Items
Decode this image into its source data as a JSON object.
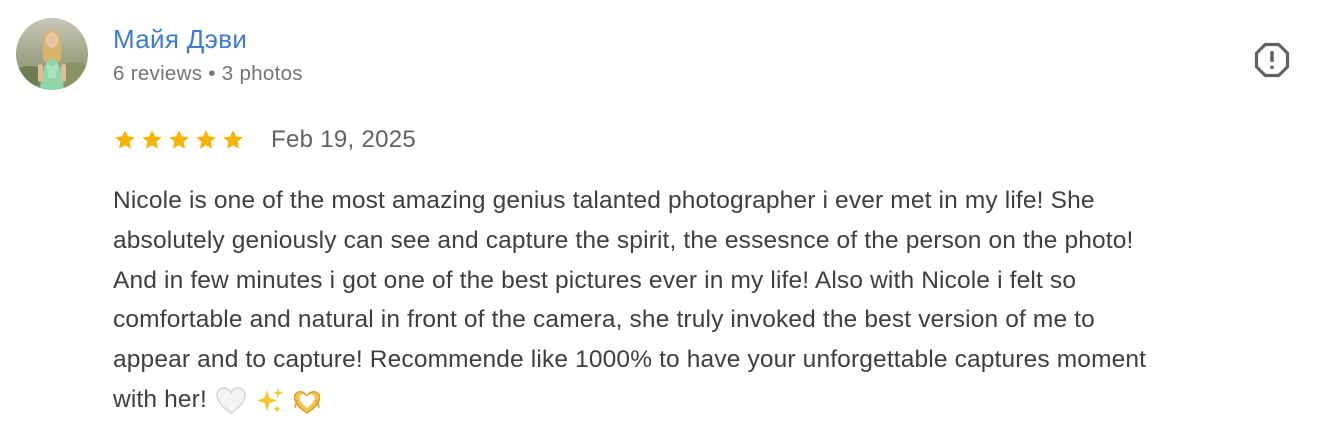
{
  "author": {
    "name": "Майя Дэви",
    "reviews": "6 reviews",
    "separator": "•",
    "photos": "3 photos"
  },
  "report_icon": "report-flag-icon",
  "review": {
    "rating": 5,
    "max_rating": 5,
    "star_color": "#f6b400",
    "date": "Feb 19, 2025",
    "lines": [
      "Nicole is one of the most amazing genius talanted photographer i ever met in my life! She",
      "absolutely geniously can see and capture the spirit, the essesnce of the person on the photo!",
      "And in few minutes i got one of the best pictures ever in my life! Also with Nicole i felt so",
      "comfortable and natural in front of the camera, she truly invoked the best version of me to",
      "appear and to capture! Recommende like 1000% to have your unforgettable captures moment",
      "with her!"
    ],
    "emojis": [
      "white-heart-icon",
      "sparkles-icon",
      "heart-hands-icon"
    ]
  },
  "colors": {
    "name": "#3c7bd9",
    "meta": "#70757a",
    "text": "#3c4043"
  }
}
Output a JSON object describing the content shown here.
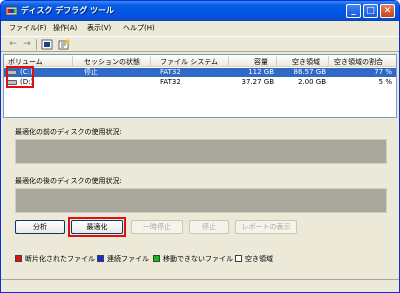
{
  "window": {
    "title": "ディスク デフラグ ツール"
  },
  "menu": [
    "ファイル(F)",
    "操作(A)",
    "表示(V)",
    "ヘルプ(H)"
  ],
  "toolbar": {
    "back_icon": "back-arrow-icon",
    "forward_icon": "forward-arrow-icon",
    "view_icon": "properties-icon",
    "help_icon": "help-icon"
  },
  "volumes": {
    "columns": [
      "ボリューム",
      "セッションの状態",
      "ファイル システム",
      "容量",
      "空き領域",
      "空き領域の割合"
    ],
    "rows": [
      {
        "name": "(C:)",
        "status": "停止",
        "fs": "FAT32",
        "capacity": "112 GB",
        "free": "86.57 GB",
        "pct": "77 %",
        "selected": true
      },
      {
        "name": "(D:)",
        "status": "",
        "fs": "FAT32",
        "capacity": "37.27 GB",
        "free": "2.00 GB",
        "pct": "5 %",
        "selected": false
      }
    ]
  },
  "usage": {
    "before_label": "最適化の前のディスクの使用状況:",
    "after_label": "最適化の後のディスクの使用状況:"
  },
  "buttons": {
    "analyze": "分析",
    "defrag": "最適化",
    "pause": "一時停止",
    "stop": "停止",
    "report": "レポートの表示"
  },
  "legend": [
    {
      "label": "断片化されたファイル",
      "color": "#e01010"
    },
    {
      "label": "連続ファイル",
      "color": "#1030d8"
    },
    {
      "label": "移動できないファイル",
      "color": "#10c010"
    },
    {
      "label": "空き領域",
      "color": "#ffffff"
    }
  ],
  "colors": {
    "selection": "#316ac5",
    "titlebar": "#0054e3",
    "highlight_box": "#e01010"
  }
}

What you have to do
Copy out each line of the listing that holds "best".

The completed task
      "And in few minutes i got one of the best pictures ever in my life! Also with Nicole i felt so",
      "comfortable and natural in front of the camera, she truly invoked the best version of me to",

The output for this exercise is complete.